AIM:
Copy every line of the records below word for word, and leave the pictures out.

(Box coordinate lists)
==============================

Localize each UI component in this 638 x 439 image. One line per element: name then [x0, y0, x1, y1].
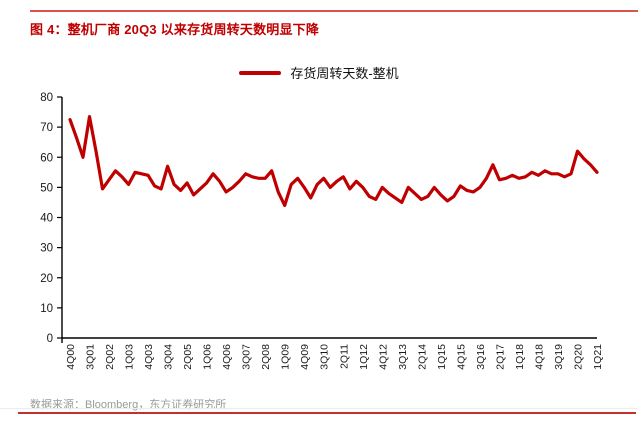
x-tick-label: 2Q08: [260, 344, 272, 370]
series-line: [68, 115, 599, 208]
x-tick-label: 3Q16: [475, 344, 487, 370]
y-tick-label: 70: [40, 122, 53, 134]
y-tick-label: 60: [40, 152, 53, 164]
x-tick-label: 4Q00: [65, 344, 77, 370]
x-tick-label: 4Q06: [221, 344, 233, 370]
x-tick-label: 2Q14: [416, 344, 428, 370]
x-tick-label: 3Q01: [85, 344, 97, 370]
x-tick-label: 3Q10: [319, 344, 331, 370]
y-tick-label: 20: [40, 273, 53, 285]
chart-legend: 存货周转天数-整机: [0, 63, 638, 82]
x-tick-label: 2Q20: [572, 344, 584, 370]
x-tick-label: 2Q17: [494, 344, 506, 370]
x-tick-label: 1Q03: [124, 344, 136, 370]
legend-line-swatch: [239, 70, 282, 75]
header-rule: [30, 10, 638, 12]
x-tick-label: 2Q02: [104, 344, 116, 370]
x-tick-label: 4Q09: [299, 344, 311, 370]
y-tick-label: 30: [40, 243, 53, 255]
y-tick-label: 10: [40, 303, 53, 315]
x-tick-label: 1Q15: [436, 344, 448, 370]
x-tick-label: 4Q03: [143, 344, 155, 370]
x-tick-label: 2Q05: [182, 344, 194, 370]
x-tick-label: 1Q21: [592, 344, 604, 370]
y-tick-label: 80: [40, 92, 53, 104]
x-tick-label: 2Q11: [338, 344, 350, 369]
x-tick-label: 4Q18: [533, 344, 545, 370]
x-tick-label: 3Q13: [397, 344, 409, 370]
y-tick-label: 0: [47, 333, 53, 345]
footer-rule: [18, 412, 636, 414]
x-tick-label: 1Q09: [280, 344, 292, 370]
y-tick-label: 40: [40, 213, 53, 225]
x-tick-label: 1Q18: [514, 344, 526, 370]
x-tick-label: 3Q19: [553, 344, 565, 370]
y-tick-label: 50: [40, 182, 53, 194]
x-tick-label: 1Q06: [202, 344, 214, 370]
x-tick-label: 4Q15: [455, 344, 467, 370]
x-tick-label: 3Q07: [241, 344, 253, 370]
figure-title: 图 4：整机厂商 20Q3 以来存货周转天数明显下降: [30, 22, 320, 37]
chart-area: 0 10 20 30 40 50 60 70 80 4Q00 3Q01 2Q02 1Q03 4Q03 3Q0…: [0, 85, 638, 385]
data-source-note: 数据来源：Bloomberg，东方证券研究所: [30, 399, 227, 411]
footer-thin-rule: [0, 408, 638, 409]
x-tick-label: 1Q12: [358, 344, 370, 370]
legend-label: 存货周转天数-整机: [290, 66, 399, 81]
x-tick-label: 4Q12: [377, 344, 389, 370]
line-chart: 0 10 20 30 40 50 60 70 80 4Q00 3Q01 2Q02 1Q03 4Q03 3Q0…: [40, 92, 604, 370]
x-tick-label: 3Q04: [163, 344, 175, 370]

==============================

SOLUTION TO THE PROBLEM:
Localize each UI component in this 638 x 439 image. One line per element: name then [x0, y0, x1, y1].
x-tick-label: 2Q08: [260, 344, 272, 370]
series-line: [68, 115, 599, 208]
x-tick-label: 3Q16: [475, 344, 487, 370]
y-tick-label: 70: [40, 122, 53, 134]
y-tick-label: 60: [40, 152, 53, 164]
x-tick-label: 4Q00: [65, 344, 77, 370]
x-tick-label: 4Q06: [221, 344, 233, 370]
x-tick-label: 2Q14: [416, 344, 428, 370]
x-tick-label: 3Q01: [85, 344, 97, 370]
x-tick-label: 3Q10: [319, 344, 331, 370]
y-tick-label: 20: [40, 273, 53, 285]
chart-legend: 存货周转天数-整机: [0, 63, 638, 82]
x-tick-label: 2Q20: [572, 344, 584, 370]
x-tick-label: 2Q17: [494, 344, 506, 370]
x-tick-label: 1Q03: [124, 344, 136, 370]
legend-line-swatch: [239, 70, 282, 75]
header-rule: [30, 10, 638, 12]
x-tick-label: 2Q02: [104, 344, 116, 370]
x-tick-label: 4Q09: [299, 344, 311, 370]
y-tick-label: 30: [40, 243, 53, 255]
y-tick-label: 10: [40, 303, 53, 315]
x-tick-label: 1Q15: [436, 344, 448, 370]
x-tick-label: 4Q03: [143, 344, 155, 370]
x-tick-label: 2Q05: [182, 344, 194, 370]
x-tick-label: 1Q21: [592, 344, 604, 370]
y-tick-label: 80: [40, 92, 53, 104]
x-tick-label: 2Q11: [338, 344, 350, 369]
x-tick-label: 4Q18: [533, 344, 545, 370]
x-tick-label: 3Q13: [397, 344, 409, 370]
y-tick-label: 0: [47, 333, 53, 345]
footer-rule: [18, 412, 636, 414]
x-tick-label: 1Q09: [280, 344, 292, 370]
y-tick-label: 40: [40, 213, 53, 225]
x-tick-label: 1Q18: [514, 344, 526, 370]
x-tick-label: 3Q19: [553, 344, 565, 370]
y-tick-label: 50: [40, 182, 53, 194]
x-tick-label: 1Q06: [202, 344, 214, 370]
x-tick-label: 4Q15: [455, 344, 467, 370]
x-tick-label: 3Q07: [241, 344, 253, 370]
figure-title: 图 4：整机厂商 20Q3 以来存货周转天数明显下降: [30, 22, 320, 37]
chart-area: 0 10 20 30 40 50 60 70 80 4Q00 3Q01 2Q02 1Q03 4Q03 3Q0…: [0, 85, 638, 385]
data-source-note: 数据来源：Bloomberg，东方证券研究所: [30, 399, 227, 411]
footer-thin-rule: [0, 408, 638, 409]
x-tick-label: 1Q12: [358, 344, 370, 370]
legend-label: 存货周转天数-整机: [290, 66, 399, 81]
x-tick-label: 4Q12: [377, 344, 389, 370]
line-chart: 0 10 20 30 40 50 60 70 80 4Q00 3Q01 2Q02 1Q03 4Q03 3Q0…: [40, 92, 604, 370]
x-tick-label: 3Q04: [163, 344, 175, 370]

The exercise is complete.